:: WRITTEN EXERCISE ::
Look below and pull out each line with the word "กรกฎาคม".

:: EXERCISE MATERIALS ::
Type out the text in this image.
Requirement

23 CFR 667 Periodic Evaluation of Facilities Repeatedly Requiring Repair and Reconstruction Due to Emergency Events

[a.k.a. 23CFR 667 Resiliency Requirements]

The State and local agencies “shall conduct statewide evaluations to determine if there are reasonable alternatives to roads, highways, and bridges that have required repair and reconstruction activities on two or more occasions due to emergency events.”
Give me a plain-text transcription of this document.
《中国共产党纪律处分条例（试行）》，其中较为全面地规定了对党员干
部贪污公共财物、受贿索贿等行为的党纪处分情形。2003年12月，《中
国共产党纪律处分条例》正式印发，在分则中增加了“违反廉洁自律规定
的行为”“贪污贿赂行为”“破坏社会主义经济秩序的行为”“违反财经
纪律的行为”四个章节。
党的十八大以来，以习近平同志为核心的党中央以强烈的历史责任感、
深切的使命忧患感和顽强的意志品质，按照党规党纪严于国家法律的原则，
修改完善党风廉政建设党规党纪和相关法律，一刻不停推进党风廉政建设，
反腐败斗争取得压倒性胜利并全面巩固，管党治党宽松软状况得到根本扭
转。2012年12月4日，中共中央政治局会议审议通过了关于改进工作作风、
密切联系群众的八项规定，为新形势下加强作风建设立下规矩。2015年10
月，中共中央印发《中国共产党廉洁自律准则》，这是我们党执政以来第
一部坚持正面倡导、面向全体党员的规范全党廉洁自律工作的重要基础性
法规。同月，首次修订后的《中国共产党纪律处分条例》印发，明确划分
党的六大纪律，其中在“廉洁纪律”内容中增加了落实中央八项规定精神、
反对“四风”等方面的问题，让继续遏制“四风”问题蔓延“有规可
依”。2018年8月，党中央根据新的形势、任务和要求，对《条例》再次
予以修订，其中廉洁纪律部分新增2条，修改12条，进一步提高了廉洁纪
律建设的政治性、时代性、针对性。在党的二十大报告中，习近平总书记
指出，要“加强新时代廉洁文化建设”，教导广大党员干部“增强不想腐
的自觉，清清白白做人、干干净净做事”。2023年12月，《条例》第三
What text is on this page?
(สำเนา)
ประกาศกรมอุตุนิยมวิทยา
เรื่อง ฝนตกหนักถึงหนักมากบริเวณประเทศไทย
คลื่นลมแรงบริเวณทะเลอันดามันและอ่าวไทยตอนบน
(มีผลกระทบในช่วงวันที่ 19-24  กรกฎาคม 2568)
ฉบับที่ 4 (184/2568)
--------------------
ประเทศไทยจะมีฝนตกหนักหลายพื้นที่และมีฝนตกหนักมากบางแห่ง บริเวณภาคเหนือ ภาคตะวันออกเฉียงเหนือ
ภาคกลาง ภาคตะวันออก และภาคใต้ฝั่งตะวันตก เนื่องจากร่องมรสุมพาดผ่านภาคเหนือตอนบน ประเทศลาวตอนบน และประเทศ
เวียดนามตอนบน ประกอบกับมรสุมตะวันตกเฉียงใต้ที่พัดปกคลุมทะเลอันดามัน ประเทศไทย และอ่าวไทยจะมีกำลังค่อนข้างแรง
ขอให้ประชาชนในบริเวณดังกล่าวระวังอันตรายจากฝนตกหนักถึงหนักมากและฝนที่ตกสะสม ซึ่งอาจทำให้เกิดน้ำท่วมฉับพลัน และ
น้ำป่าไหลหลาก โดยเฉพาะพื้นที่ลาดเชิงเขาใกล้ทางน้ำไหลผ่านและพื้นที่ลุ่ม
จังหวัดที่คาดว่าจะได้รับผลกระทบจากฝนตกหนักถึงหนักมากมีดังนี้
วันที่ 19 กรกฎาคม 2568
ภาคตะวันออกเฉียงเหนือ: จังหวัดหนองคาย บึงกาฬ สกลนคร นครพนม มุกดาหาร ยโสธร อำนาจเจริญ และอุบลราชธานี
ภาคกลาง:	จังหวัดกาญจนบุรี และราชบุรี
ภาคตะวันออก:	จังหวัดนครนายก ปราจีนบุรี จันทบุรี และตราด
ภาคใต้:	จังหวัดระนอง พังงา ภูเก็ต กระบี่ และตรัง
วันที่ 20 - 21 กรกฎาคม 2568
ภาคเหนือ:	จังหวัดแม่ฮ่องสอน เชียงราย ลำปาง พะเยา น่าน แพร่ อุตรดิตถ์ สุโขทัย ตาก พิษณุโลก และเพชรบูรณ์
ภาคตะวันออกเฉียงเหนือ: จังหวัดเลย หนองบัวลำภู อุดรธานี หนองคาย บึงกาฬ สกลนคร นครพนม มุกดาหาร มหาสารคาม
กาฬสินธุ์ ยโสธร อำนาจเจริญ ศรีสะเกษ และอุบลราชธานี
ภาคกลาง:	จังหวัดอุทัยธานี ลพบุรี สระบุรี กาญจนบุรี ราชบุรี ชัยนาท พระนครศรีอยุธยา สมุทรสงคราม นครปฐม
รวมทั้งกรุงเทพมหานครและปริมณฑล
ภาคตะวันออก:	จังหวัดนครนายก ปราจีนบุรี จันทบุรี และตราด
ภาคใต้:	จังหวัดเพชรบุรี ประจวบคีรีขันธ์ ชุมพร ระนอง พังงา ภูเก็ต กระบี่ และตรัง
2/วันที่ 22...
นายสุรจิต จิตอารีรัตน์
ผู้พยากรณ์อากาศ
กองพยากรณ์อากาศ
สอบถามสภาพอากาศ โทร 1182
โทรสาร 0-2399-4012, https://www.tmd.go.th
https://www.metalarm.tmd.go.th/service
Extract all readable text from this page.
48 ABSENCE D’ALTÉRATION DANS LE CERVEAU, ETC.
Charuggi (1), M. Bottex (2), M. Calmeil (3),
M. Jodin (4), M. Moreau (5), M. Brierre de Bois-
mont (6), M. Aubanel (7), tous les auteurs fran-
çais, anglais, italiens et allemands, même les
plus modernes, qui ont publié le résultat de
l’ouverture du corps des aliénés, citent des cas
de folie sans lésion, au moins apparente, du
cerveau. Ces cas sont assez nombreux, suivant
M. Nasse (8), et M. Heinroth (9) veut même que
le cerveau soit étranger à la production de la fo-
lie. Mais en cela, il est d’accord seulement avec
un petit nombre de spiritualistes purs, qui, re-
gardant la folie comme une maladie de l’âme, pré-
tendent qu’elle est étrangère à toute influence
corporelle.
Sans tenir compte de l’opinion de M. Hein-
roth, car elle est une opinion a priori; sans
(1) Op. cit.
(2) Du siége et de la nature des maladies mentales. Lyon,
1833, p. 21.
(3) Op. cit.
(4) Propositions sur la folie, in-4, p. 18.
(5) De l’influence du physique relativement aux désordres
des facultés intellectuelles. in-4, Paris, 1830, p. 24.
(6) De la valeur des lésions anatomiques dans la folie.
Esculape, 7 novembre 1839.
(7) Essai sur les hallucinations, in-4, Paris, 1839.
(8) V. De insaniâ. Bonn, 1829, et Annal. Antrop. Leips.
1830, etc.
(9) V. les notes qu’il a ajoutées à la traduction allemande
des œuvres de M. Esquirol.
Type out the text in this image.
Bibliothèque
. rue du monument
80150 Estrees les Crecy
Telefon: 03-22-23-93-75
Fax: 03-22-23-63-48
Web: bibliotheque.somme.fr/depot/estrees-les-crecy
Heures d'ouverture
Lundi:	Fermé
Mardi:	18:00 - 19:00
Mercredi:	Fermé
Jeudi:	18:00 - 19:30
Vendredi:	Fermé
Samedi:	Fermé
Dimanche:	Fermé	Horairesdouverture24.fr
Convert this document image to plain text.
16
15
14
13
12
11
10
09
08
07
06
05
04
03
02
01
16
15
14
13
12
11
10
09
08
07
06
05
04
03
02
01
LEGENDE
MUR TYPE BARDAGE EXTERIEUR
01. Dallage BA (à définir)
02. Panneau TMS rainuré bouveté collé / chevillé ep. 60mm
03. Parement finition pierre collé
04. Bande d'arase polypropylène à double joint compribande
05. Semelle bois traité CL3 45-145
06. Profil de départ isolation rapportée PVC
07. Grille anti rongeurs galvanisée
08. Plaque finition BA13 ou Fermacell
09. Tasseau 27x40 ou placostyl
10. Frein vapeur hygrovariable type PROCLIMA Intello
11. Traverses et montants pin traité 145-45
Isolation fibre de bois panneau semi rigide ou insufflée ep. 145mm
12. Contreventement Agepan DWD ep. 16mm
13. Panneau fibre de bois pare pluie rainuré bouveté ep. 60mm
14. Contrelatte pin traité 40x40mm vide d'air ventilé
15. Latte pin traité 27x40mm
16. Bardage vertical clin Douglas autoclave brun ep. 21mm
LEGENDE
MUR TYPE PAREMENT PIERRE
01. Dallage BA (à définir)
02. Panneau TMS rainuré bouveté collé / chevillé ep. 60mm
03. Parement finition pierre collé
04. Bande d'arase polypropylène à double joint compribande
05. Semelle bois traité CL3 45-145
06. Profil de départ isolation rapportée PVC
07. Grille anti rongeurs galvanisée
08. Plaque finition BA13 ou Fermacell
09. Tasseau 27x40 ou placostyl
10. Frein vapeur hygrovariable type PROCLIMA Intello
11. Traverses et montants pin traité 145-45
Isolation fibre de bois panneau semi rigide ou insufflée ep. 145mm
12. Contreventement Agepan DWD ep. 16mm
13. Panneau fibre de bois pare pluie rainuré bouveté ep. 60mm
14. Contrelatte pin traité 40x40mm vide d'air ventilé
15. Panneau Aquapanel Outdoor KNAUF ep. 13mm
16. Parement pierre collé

:: RESPONSE TO THE TASK ::
(มีผลกระทบในช่วงวันที่ 19-24  กรกฎาคม 2568)
วันที่ 19 กรกฎาคม 2568
วันที่ 20 - 21 กรกฎาคม 2568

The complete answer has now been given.